— Begin INFORMATION SHOWN —

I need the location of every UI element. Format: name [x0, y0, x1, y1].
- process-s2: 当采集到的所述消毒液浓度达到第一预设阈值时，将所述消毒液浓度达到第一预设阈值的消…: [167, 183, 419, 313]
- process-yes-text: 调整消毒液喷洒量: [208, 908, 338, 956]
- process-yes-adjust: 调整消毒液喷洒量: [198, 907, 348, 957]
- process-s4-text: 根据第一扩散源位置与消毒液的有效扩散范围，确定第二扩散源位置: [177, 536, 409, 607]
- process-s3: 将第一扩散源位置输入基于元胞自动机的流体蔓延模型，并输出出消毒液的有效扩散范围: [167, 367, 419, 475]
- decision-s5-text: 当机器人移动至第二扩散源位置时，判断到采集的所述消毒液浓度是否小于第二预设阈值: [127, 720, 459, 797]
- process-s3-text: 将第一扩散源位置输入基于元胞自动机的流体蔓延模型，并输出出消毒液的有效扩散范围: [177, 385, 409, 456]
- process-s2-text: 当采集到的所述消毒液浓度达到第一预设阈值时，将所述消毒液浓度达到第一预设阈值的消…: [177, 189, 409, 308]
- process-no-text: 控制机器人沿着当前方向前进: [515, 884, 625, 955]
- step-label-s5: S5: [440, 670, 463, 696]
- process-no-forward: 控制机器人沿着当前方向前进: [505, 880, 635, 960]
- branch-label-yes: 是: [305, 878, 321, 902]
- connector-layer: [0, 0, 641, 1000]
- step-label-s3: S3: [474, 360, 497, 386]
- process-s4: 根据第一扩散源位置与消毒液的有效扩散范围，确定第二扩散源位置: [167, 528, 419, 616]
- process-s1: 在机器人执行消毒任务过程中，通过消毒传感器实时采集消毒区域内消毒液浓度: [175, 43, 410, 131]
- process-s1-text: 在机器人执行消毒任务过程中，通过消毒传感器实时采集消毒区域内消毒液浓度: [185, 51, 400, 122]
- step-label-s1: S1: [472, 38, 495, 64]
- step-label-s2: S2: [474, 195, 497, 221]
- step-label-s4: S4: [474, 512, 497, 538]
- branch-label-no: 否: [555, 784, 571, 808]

— End INFORMATION SHOWN —
— Begin INFORMATION SHOWN —

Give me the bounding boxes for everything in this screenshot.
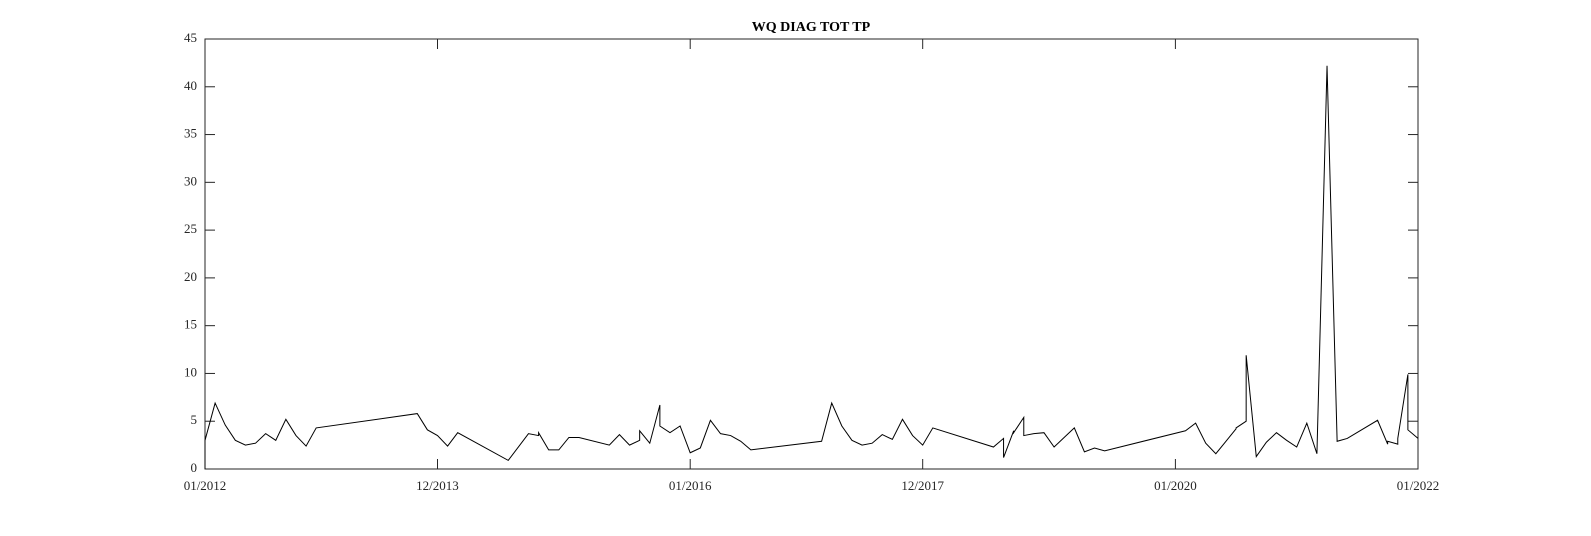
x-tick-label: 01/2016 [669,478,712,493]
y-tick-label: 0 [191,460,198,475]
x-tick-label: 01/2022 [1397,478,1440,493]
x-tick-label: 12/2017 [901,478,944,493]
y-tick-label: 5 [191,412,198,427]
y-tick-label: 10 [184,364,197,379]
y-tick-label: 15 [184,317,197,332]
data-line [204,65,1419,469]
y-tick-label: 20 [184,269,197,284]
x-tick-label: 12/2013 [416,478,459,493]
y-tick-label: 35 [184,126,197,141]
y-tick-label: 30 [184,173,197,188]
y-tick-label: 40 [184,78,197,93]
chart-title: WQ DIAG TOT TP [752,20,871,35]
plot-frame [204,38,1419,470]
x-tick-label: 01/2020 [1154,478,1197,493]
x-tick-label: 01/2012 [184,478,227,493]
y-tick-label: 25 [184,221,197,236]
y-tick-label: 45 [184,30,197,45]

— End INFORMATION SHOWN —

§ **PROBLEM**
Gather every line from the material above that contains the string "并输出出消毒液的有效扩散范围".

§ **FINISHED TASK**
- process-s3: 将第一扩散源位置输入基于元胞自动机的流体蔓延模型，并输出出消毒液的有效扩散范围: [167, 367, 419, 475]
- process-s3-text: 将第一扩散源位置输入基于元胞自动机的流体蔓延模型，并输出出消毒液的有效扩散范围: [177, 385, 409, 456]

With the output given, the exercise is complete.